# Start of Exercise material

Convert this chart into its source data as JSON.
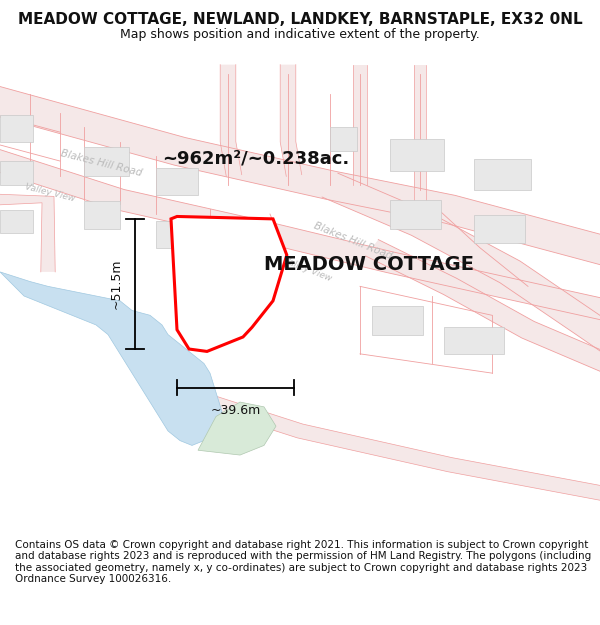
{
  "title": "MEADOW COTTAGE, NEWLAND, LANDKEY, BARNSTAPLE, EX32 0NL",
  "subtitle": "Map shows position and indicative extent of the property.",
  "property_label": "MEADOW COTTAGE",
  "area_label": "~962m²/~0.238ac.",
  "dim_vertical": "~51.5m",
  "dim_horizontal": "~39.6m",
  "footer": "Contains OS data © Crown copyright and database right 2021. This information is subject to Crown copyright and database rights 2023 and is reproduced with the permission of HM Land Registry. The polygons (including the associated geometry, namely x, y co-ordinates) are subject to Crown copyright and database rights 2023 Ordnance Survey 100026316.",
  "bg_color": "#ffffff",
  "road_line_color": "#f0a0a0",
  "road_fill_color": "#f5e8e8",
  "road_label_color": "#bbbbbb",
  "building_fill": "#e8e8e8",
  "building_stroke": "#c8c8c8",
  "property_outline_color": "#ff0000",
  "water_color": "#c8e0f0",
  "water_edge": "#a0c8e0",
  "green_color": "#d8ead8",
  "green_edge": "#b0c8b0",
  "title_fontsize": 11,
  "subtitle_fontsize": 9,
  "label_fontsize": 14,
  "area_fontsize": 13,
  "footer_fontsize": 7.5,
  "dim_fontsize": 9
}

# End of Exercise material

- **Set problem**:
Copy all the entries word for word. Omit any pictures.

- **Problem solution**:
Convert this chart into its source data as JSON.
{
  "title": "MEADOW COTTAGE, NEWLAND, LANDKEY, BARNSTAPLE, EX32 0NL",
  "subtitle": "Map shows position and indicative extent of the property.",
  "property_label": "MEADOW COTTAGE",
  "area_label": "~962m²/~0.238ac.",
  "dim_vertical": "~51.5m",
  "dim_horizontal": "~39.6m",
  "footer": "Contains OS data © Crown copyright and database right 2021. This information is subject to Crown copyright and database rights 2023 and is reproduced with the permission of HM Land Registry. The polygons (including the associated geometry, namely x, y co-ordinates) are subject to Crown copyright and database rights 2023 Ordnance Survey 100026316.",
  "bg_color": "#ffffff",
  "road_line_color": "#f0a0a0",
  "road_fill_color": "#f5e8e8",
  "road_label_color": "#bbbbbb",
  "building_fill": "#e8e8e8",
  "building_stroke": "#c8c8c8",
  "property_outline_color": "#ff0000",
  "water_color": "#c8e0f0",
  "water_edge": "#a0c8e0",
  "green_color": "#d8ead8",
  "green_edge": "#b0c8b0",
  "title_fontsize": 11,
  "subtitle_fontsize": 9,
  "label_fontsize": 14,
  "area_fontsize": 13,
  "footer_fontsize": 7.5,
  "dim_fontsize": 9
}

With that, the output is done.